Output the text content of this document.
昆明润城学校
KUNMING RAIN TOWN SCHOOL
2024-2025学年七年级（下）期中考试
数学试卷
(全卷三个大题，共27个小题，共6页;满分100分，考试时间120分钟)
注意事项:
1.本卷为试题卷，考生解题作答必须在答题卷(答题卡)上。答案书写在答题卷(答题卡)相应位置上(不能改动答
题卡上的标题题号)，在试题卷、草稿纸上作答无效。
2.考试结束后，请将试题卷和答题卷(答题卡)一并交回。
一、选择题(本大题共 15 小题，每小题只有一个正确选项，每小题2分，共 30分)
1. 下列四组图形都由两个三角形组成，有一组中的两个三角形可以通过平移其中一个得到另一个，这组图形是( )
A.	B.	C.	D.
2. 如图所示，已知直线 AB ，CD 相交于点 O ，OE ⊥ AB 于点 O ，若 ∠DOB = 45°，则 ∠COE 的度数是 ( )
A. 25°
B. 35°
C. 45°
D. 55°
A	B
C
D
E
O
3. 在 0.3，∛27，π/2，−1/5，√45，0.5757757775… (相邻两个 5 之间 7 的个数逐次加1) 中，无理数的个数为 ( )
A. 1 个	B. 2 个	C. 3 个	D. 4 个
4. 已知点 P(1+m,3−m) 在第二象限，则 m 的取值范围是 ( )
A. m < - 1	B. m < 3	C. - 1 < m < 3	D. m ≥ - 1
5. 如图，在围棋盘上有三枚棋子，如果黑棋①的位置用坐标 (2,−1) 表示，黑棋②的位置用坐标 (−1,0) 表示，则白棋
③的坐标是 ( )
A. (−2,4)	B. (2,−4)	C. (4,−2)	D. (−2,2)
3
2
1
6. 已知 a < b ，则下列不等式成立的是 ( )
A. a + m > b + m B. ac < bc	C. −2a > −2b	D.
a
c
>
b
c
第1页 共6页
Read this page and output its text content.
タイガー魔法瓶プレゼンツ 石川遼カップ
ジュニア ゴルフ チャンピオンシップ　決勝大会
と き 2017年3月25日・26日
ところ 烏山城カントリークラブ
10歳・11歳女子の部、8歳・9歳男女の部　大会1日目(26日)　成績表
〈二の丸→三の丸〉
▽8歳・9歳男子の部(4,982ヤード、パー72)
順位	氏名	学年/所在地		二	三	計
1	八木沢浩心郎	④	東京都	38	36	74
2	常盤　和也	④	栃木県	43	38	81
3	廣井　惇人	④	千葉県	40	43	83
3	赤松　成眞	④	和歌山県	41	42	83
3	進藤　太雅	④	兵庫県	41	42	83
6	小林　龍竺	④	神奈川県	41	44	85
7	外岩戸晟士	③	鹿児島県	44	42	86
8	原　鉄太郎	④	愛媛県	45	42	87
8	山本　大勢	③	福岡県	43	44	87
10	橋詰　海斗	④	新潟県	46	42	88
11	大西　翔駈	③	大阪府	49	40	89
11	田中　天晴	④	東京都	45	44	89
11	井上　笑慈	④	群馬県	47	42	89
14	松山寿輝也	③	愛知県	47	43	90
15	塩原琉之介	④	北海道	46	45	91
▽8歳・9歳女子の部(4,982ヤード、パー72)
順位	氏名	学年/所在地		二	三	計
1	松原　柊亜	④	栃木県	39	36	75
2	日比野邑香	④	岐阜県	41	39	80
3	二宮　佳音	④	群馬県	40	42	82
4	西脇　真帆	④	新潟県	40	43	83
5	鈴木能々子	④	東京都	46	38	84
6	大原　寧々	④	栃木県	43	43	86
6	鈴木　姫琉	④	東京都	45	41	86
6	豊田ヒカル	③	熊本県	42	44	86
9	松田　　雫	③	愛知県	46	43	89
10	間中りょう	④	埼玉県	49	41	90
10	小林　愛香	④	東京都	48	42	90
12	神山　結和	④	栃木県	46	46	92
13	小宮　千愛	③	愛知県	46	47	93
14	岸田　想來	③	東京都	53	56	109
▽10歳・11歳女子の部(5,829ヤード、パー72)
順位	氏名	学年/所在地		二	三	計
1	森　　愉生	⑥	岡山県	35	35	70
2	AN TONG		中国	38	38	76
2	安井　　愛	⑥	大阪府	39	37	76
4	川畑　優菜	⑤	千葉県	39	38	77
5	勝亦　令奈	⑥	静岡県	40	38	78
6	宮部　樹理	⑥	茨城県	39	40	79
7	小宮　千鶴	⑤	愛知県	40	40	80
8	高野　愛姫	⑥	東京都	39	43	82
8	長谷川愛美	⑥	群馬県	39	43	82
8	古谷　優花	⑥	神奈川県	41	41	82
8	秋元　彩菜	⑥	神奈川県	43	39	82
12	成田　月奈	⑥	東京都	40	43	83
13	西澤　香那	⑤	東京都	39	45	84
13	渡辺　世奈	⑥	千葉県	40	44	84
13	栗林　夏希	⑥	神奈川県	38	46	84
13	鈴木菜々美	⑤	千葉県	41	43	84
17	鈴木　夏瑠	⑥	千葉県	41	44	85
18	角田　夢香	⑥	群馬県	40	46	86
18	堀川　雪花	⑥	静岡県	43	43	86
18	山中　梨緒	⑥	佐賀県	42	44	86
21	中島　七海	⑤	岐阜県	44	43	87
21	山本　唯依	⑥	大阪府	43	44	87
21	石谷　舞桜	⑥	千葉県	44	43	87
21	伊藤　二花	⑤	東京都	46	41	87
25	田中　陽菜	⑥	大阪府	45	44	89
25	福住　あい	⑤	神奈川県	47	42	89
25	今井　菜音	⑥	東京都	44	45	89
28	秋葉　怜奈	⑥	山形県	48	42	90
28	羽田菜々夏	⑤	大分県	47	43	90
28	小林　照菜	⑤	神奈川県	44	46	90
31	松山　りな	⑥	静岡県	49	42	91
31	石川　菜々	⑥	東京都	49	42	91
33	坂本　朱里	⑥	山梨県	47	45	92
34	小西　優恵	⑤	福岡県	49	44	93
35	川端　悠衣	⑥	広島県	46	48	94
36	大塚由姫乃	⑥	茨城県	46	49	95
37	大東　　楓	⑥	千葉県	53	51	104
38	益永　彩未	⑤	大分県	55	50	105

- _What is needed_
All of the data needs to be printed once more, exactly.

- _Written response_
Output the text content of this document.
昆明润城学校
KUNMING RAIN TOWN SCHOOL
2024-2025学年七年级（下）期中考试
数学试卷
(全卷三个大题，共27个小题，共6页;满分100分，考试时间120分钟)
注意事项:
1.本卷为试题卷，考生解题作答必须在答题卷(答题卡)上。答案书写在答题卷(答题卡)相应位置上(不能改动答
题卡上的标题题号)，在试题卷、草稿纸上作答无效。
2.考试结束后，请将试题卷和答题卷(答题卡)一并交回。
一、选择题(本大题共 15 小题，每小题只有一个正确选项，每小题2分，共 30分)
1. 下列四组图形都由两个三角形组成，有一组中的两个三角形可以通过平移其中一个得到另一个，这组图形是( )
A.	B.	C.	D.
2. 如图所示，已知直线 AB ，CD 相交于点 O ，OE ⊥ AB 于点 O ，若 ∠DOB = 45°，则 ∠COE 的度数是 ( )
A. 25°
B. 35°
C. 45°
D. 55°
A	B
C
D
E
O
3. 在 0.3，∛27，π/2，−1/5，√45，0.5757757775… (相邻两个 5 之间 7 的个数逐次加1) 中，无理数的个数为 ( )
A. 1 个	B. 2 个	C. 3 个	D. 4 个
4. 已知点 P(1+m,3−m) 在第二象限，则 m 的取值范围是 ( )
A. m < - 1	B. m < 3	C. - 1 < m < 3	D. m ≥ - 1
5. 如图，在围棋盘上有三枚棋子，如果黑棋①的位置用坐标 (2,−1) 表示，黑棋②的位置用坐标 (−1,0) 表示，则白棋
③的坐标是 ( )
A. (−2,4)	B. (2,−4)	C. (4,−2)	D. (−2,2)
3
2
1
6. 已知 a < b ，则下列不等式成立的是 ( )
A. a + m > b + m B. ac < bc	C. −2a > −2b	D.
a
c
>
b
c
第1页 共6页
Read this page and output its text content.
タイガー魔法瓶プレゼンツ 石川遼カップ
ジュニア ゴルフ チャンピオンシップ　決勝大会
と き 2017年3月25日・26日
ところ 烏山城カントリークラブ
10歳・11歳女子の部、8歳・9歳男女の部　大会1日目(26日)　成績表
〈二の丸→三の丸〉
▽8歳・9歳男子の部(4,982ヤード、パー72)
順位	氏名	学年/所在地		二	三	計
1	八木沢浩心郎	④	東京都	38	36	74
2	常盤　和也	④	栃木県	43	38	81
3	廣井　惇人	④	千葉県	40	43	83
3	赤松　成眞	④	和歌山県	41	42	83
3	進藤　太雅	④	兵庫県	41	42	83
6	小林　龍竺	④	神奈川県	41	44	85
7	外岩戸晟士	③	鹿児島県	44	42	86
8	原　鉄太郎	④	愛媛県	45	42	87
8	山本　大勢	③	福岡県	43	44	87
10	橋詰　海斗	④	新潟県	46	42	88
11	大西　翔駈	③	大阪府	49	40	89
11	田中　天晴	④	東京都	45	44	89
11	井上　笑慈	④	群馬県	47	42	89
14	松山寿輝也	③	愛知県	47	43	90
15	塩原琉之介	④	北海道	46	45	91
▽8歳・9歳女子の部(4,982ヤード、パー72)
順位	氏名	学年/所在地		二	三	計
1	松原　柊亜	④	栃木県	39	36	75
2	日比野邑香	④	岐阜県	41	39	80
3	二宮　佳音	④	群馬県	40	42	82
4	西脇　真帆	④	新潟県	40	43	83
5	鈴木能々子	④	東京都	46	38	84
6	大原　寧々	④	栃木県	43	43	86
6	鈴木　姫琉	④	東京都	45	41	86
6	豊田ヒカル	③	熊本県	42	44	86
9	松田　　雫	③	愛知県	46	43	89
10	間中りょう	④	埼玉県	49	41	90
10	小林　愛香	④	東京都	48	42	90
12	神山　結和	④	栃木県	46	46	92
13	小宮　千愛	③	愛知県	46	47	93
14	岸田　想來	③	東京都	53	56	109
▽10歳・11歳女子の部(5,829ヤード、パー72)
順位	氏名	学年/所在地		二	三	計
1	森　　愉生	⑥	岡山県	35	35	70
2	AN TONG		中国	38	38	76
2	安井　　愛	⑥	大阪府	39	37	76
4	川畑　優菜	⑤	千葉県	39	38	77
5	勝亦　令奈	⑥	静岡県	40	38	78
6	宮部　樹理	⑥	茨城県	39	40	79
7	小宮　千鶴	⑤	愛知県	40	40	80
8	高野　愛姫	⑥	東京都	39	43	82
8	長谷川愛美	⑥	群馬県	39	43	82
8	古谷　優花	⑥	神奈川県	41	41	82
8	秋元　彩菜	⑥	神奈川県	43	39	82
12	成田　月奈	⑥	東京都	40	43	83
13	西澤　香那	⑤	東京都	39	45	84
13	渡辺　世奈	⑥	千葉県	40	44	84
13	栗林　夏希	⑥	神奈川県	38	46	84
13	鈴木菜々美	⑤	千葉県	41	43	84
17	鈴木　夏瑠	⑥	千葉県	41	44	85
18	角田　夢香	⑥	群馬県	40	46	86
18	堀川　雪花	⑥	静岡県	43	43	86
18	山中　梨緒	⑥	佐賀県	42	44	86
21	中島　七海	⑤	岐阜県	44	43	87
21	山本　唯依	⑥	大阪府	43	44	87
21	石谷　舞桜	⑥	千葉県	44	43	87
21	伊藤　二花	⑤	東京都	46	41	87
25	田中　陽菜	⑥	大阪府	45	44	89
25	福住　あい	⑤	神奈川県	47	42	89
25	今井　菜音	⑥	東京都	44	45	89
28	秋葉　怜奈	⑥	山形県	48	42	90
28	羽田菜々夏	⑤	大分県	47	43	90
28	小林　照菜	⑤	神奈川県	44	46	90
31	松山　りな	⑥	静岡県	49	42	91
31	石川　菜々	⑥	東京都	49	42	91
33	坂本　朱里	⑥	山梨県	47	45	92
34	小西　優恵	⑤	福岡県	49	44	93
35	川端　悠衣	⑥	広島県	46	48	94
36	大塚由姫乃	⑥	茨城県	46	49	95
37	大東　　楓	⑥	千葉県	53	51	104
38	益永　彩未	⑤	大分県	55	50	105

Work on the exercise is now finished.